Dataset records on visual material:
════════

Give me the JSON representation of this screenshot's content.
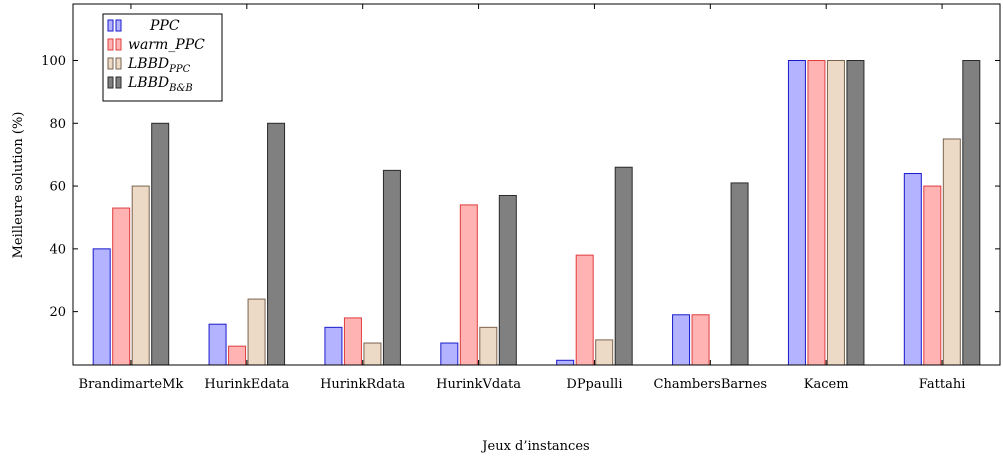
{
  "chart_data": {
    "type": "bar",
    "xlabel": "Jeux d’instances",
    "ylabel": "Meilleure solution (%)",
    "ylim": [
      3,
      118
    ],
    "yticks": [
      20,
      40,
      60,
      80,
      100
    ],
    "grid": false,
    "legend_position": "top-left",
    "categories": [
      "BrandimarteMk",
      "HurinkEdata",
      "HurinkRdata",
      "HurinkVdata",
      "DPpaulli",
      "ChambersBarnes",
      "Kacem",
      "Fattahi"
    ],
    "series": [
      {
        "name": "PPC",
        "name_main": "PPC",
        "name_sub": "",
        "fill": "#b3b3ff",
        "stroke": "#1a1acc",
        "values": [
          40,
          16,
          15,
          10,
          4.5,
          19,
          100,
          64
        ]
      },
      {
        "name": "warm_PPC",
        "name_main": "warm_PPC",
        "name_sub": "",
        "fill": "#ffb3b3",
        "stroke": "#e03c3c",
        "values": [
          53,
          9,
          18,
          54,
          38,
          19,
          100,
          60
        ]
      },
      {
        "name": "LBBD_PPC",
        "name_main": "LBBD",
        "name_sub": "PPC",
        "fill": "#ecd9c6",
        "stroke": "#7a6450",
        "values": [
          60,
          24,
          10,
          15,
          11,
          null,
          100,
          75
        ]
      },
      {
        "name": "LBBD_B&B",
        "name_main": "LBBD",
        "name_sub": "B&B",
        "fill": "#808080",
        "stroke": "#2a2a2a",
        "values": [
          80,
          80,
          65,
          57,
          66,
          61,
          100,
          100
        ]
      }
    ]
  }
}
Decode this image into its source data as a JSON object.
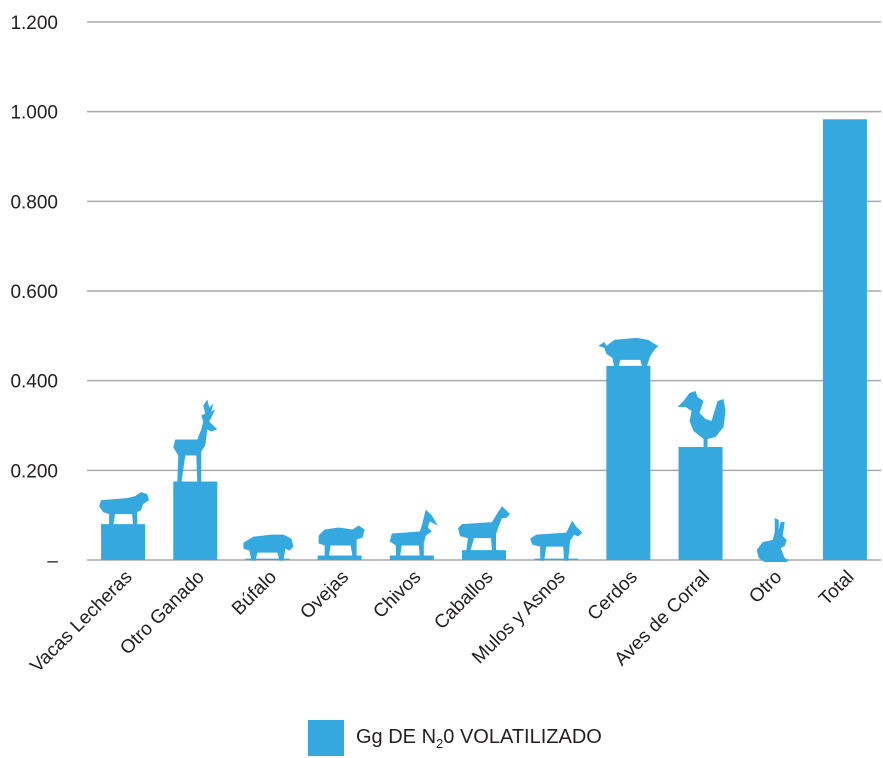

════════

**Task objective**: Check each line of the records above for the string "JSON", and report every line that has it.

**Exercise result**:
Give me the JSON representation of this screenshot's content.
Decode this image into its source data as a JSON object.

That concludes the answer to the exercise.